== DATASET EXTRACT ==

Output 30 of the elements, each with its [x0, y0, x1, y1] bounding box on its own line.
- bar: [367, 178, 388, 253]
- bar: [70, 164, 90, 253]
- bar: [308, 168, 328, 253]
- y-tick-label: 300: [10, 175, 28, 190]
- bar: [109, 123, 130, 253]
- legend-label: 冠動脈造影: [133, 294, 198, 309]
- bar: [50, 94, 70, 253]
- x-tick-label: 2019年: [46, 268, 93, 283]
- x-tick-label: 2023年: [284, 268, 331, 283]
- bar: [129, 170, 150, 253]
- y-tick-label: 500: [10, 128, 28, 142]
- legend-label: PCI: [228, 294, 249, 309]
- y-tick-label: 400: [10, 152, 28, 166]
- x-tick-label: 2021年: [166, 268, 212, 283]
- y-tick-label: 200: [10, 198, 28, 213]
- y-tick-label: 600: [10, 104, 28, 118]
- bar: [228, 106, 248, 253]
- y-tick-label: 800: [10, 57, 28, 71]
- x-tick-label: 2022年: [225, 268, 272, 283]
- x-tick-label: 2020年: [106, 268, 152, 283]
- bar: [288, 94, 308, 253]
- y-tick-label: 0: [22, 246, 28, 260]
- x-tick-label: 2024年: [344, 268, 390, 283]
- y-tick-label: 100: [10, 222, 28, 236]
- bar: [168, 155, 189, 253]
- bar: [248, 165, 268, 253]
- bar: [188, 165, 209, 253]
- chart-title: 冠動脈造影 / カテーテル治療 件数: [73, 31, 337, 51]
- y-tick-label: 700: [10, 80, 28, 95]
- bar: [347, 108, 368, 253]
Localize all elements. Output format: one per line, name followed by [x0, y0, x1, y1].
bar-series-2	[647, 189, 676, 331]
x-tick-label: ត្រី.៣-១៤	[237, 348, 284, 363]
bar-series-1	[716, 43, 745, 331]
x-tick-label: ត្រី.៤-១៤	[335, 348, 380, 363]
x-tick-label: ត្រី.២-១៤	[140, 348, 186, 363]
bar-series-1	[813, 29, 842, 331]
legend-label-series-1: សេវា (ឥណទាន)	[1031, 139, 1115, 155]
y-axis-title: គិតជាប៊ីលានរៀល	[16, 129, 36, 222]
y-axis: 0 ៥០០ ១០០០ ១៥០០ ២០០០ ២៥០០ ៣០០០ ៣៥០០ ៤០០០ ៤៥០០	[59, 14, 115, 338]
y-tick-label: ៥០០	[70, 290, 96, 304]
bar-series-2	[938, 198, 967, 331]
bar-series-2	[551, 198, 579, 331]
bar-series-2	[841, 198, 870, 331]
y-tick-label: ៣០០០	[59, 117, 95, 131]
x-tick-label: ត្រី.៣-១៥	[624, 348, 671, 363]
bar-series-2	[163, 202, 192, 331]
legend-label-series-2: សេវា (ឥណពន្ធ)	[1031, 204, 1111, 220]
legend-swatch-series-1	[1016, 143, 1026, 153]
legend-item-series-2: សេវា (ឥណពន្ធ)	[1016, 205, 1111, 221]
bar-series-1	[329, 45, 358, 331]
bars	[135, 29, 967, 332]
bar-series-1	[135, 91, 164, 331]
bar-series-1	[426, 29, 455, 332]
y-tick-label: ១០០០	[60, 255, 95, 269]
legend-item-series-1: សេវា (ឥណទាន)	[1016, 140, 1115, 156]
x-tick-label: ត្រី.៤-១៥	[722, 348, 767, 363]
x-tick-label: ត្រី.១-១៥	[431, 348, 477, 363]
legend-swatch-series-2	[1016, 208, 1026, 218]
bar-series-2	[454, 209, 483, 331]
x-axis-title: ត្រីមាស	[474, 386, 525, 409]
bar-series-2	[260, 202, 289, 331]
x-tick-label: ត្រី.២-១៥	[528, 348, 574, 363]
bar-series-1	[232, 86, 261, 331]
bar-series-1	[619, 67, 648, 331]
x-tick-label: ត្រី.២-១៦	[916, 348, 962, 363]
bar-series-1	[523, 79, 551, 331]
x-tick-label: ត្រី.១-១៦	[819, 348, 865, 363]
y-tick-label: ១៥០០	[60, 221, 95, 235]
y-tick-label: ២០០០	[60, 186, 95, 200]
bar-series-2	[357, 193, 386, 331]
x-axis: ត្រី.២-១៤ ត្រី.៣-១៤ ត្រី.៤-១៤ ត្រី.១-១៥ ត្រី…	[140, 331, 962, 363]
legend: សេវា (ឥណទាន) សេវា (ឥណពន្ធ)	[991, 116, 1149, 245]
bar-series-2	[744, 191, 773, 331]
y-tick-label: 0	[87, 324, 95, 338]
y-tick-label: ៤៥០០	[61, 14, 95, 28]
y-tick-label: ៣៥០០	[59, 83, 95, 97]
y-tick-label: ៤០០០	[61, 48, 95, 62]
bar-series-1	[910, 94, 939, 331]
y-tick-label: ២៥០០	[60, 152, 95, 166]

===

Put every line of the rows above into a Markdown table with the columns Number and Line. Number each line and omit any blank lines.

| Number | Line |
|---|---|
| 1 | Output 30 of the elements, each with its [x0, y0, x1, y1] bounding box on its own line. |
| 2 | - bar: [367, 178, 388, 253] |
| 3 | - bar: [70, 164, 90, 253] |
| 4 | - bar: [308, 168, 328, 253] |
| 5 | - y-tick-label: 300: [10, 175, 28, 190] |
| 6 | - bar: [109, 123, 130, 253] |
| 7 | - legend-label: 冠動脈造影: [133, 294, 198, 309] |
| 8 | - bar: [50, 94, 70, 253] |
| 9 | - x-tick-label: 2019年: [46, 268, 93, 283] |
| 10 | - x-tick-label: 2023年: [284, 268, 331, 283] |
| 11 | - bar: [129, 170, 150, 253] |
| 12 | - y-tick-label: 500: [10, 128, 28, 142] |
| 13 | - legend-label: PCI: [228, 294, 249, 309] |
| 14 | - y-tick-label: 400: [10, 152, 28, 166] |
| 15 | - x-tick-label: 2021年: [166, 268, 212, 283] |
| 16 | - y-tick-label: 200: [10, 198, 28, 213] |
| 17 | - y-tick-label: 600: [10, 104, 28, 118] |
| 18 | - bar: [228, 106, 248, 253] |
| 19 | - y-tick-label: 800: [10, 57, 28, 71] |
| 20 | - x-tick-label: 2022年: [225, 268, 272, 283] |
| 21 | - x-tick-label: 2020年: [106, 268, 152, 283] |
| 22 | - bar: [288, 94, 308, 253] |
| 23 | - y-tick-label: 0: [22, 246, 28, 260] |
| 24 | - x-tick-label: 2024年: [344, 268, 390, 283] |
| 25 | - y-tick-label: 100: [10, 222, 28, 236] |
| 26 | - bar: [168, 155, 189, 253] |
| 27 | - bar: [248, 165, 268, 253] |
| 28 | - bar: [188, 165, 209, 253] |
| 29 | - chart-title: 冠動脈造影 / カテーテル治療 件数: [73, 31, 337, 51] |
| 30 | - y-tick-label: 700: [10, 80, 28, 95] |
| 31 | - bar: [347, 108, 368, 253] |
| 32 | Localize all elements. Output format: one per line, name followed by [x0, y0, x1, y1]. |
| 33 | bar-series-2	[647, 189, 676, 331] |
| 34 | x-tick-label: ត្រី.៣-១៤	[237, 348, 284, 363] |
| 35 | bar-series-1	[716, 43, 745, 331] |
| 36 | x-tick-label: ត្រី.៤-១៤	[335, 348, 380, 363] |
| 37 | x-tick-label: ត្រី.២-១៤	[140, 348, 186, 363] |
| 38 | bar-series-1	[813, 29, 842, 331] |
| 39 | legend-label-series-1: សេវា (ឥណទាន)	[1031, 139, 1115, 155] |
| 40 | y-axis-title: គិតជាប៊ីលានរៀល	[16, 129, 36, 222] |
| 41 | y-axis: 0 ៥០០ ១០០០ ១៥០០ ២០០០ ២៥០០ ៣០០០ ៣៥០០ ៤០០០ ៤៥០០	[59, 14, 115, 338] |
| 42 | y-tick-label: ៥០០	[70, 290, 96, 304] |
| 43 | bar-series-2	[938, 198, 967, 331] |
| 44 | bar-series-2	[551, 198, 579, 331] |
| 45 | bar-series-2	[841, 198, 870, 331] |
| 46 | y-tick-label: ៣០០០	[59, 117, 95, 131] |
| 47 | x-tick-label: ត្រី.៣-១៥	[624, 348, 671, 363] |
| 48 | bar-series-2	[163, 202, 192, 331] |
| 49 | legend-label-series-2: សេវា (ឥណពន្ធ)	[1031, 204, 1111, 220] |
| 50 | legend-swatch-series-1	[1016, 143, 1026, 153] |
| 51 | legend-item-series-2: សេវា (ឥណពន្ធ)	[1016, 205, 1111, 221] |
| 52 | bar-series-1	[329, 45, 358, 331] |
| 53 | bars	[135, 29, 967, 332] |
| 54 | bar-series-1	[135, 91, 164, 331] |
| 55 | bar-series-1	[426, 29, 455, 332] |
| 56 | y-tick-label: ១០០០	[60, 255, 95, 269] |
| 57 | legend-item-series-1: សេវា (ឥណទាន)	[1016, 140, 1115, 156] |
| 58 | x-tick-label: ត្រី.៤-១៥	[722, 348, 767, 363] |
| 59 | x-tick-label: ត្រី.១-១៥	[431, 348, 477, 363] |
| 60 | legend-swatch-series-2	[1016, 208, 1026, 218] |
| 61 | bar-series-2	[454, 209, 483, 331] |
| 62 | x-axis-title: ត្រីមាស	[474, 386, 525, 409] |
| 63 | bar-series-2	[260, 202, 289, 331] |
| 64 | x-tick-label: ត្រី.២-១៥	[528, 348, 574, 363] |
| 65 | bar-series-1	[232, 86, 261, 331] |
| 66 | bar-series-1	[619, 67, 648, 331] |
| 67 | x-tick-label: ត្រី.២-១៦	[916, 348, 962, 363] |
| 68 | bar-series-1	[523, 79, 551, 331] |
| 69 | x-tick-label: ត្រី.១-១៦	[819, 348, 865, 363] |
| 70 | y-tick-label: ១៥០០	[60, 221, 95, 235] |
| 71 | y-tick-label: ២០០០	[60, 186, 95, 200] |
| 72 | bar-series-2	[357, 193, 386, 331] |
| 73 | x-axis: ត្រី.២-១៤ ត្រី.៣-១៤ ត្រី.៤-១៤ ត្រី.១-១៥ ត្រី…	[140, 331, 962, 363] |
| 74 | legend: សេវា (ឥណទាន) សេវា (ឥណពន្ធ)	[991, 116, 1149, 245] |
| 75 | bar-series-2	[744, 191, 773, 331] |
| 76 | y-tick-label: 0	[87, 324, 95, 338] |
| 77 | y-tick-label: ៤៥០០	[61, 14, 95, 28] |
| 78 | y-tick-label: ៣៥០០	[59, 83, 95, 97] |
| 79 | y-tick-label: ៤០០០	[61, 48, 95, 62] |
| 80 | bar-series-1	[910, 94, 939, 331] |
| 81 | y-tick-label: ២៥០០	[60, 152, 95, 166] |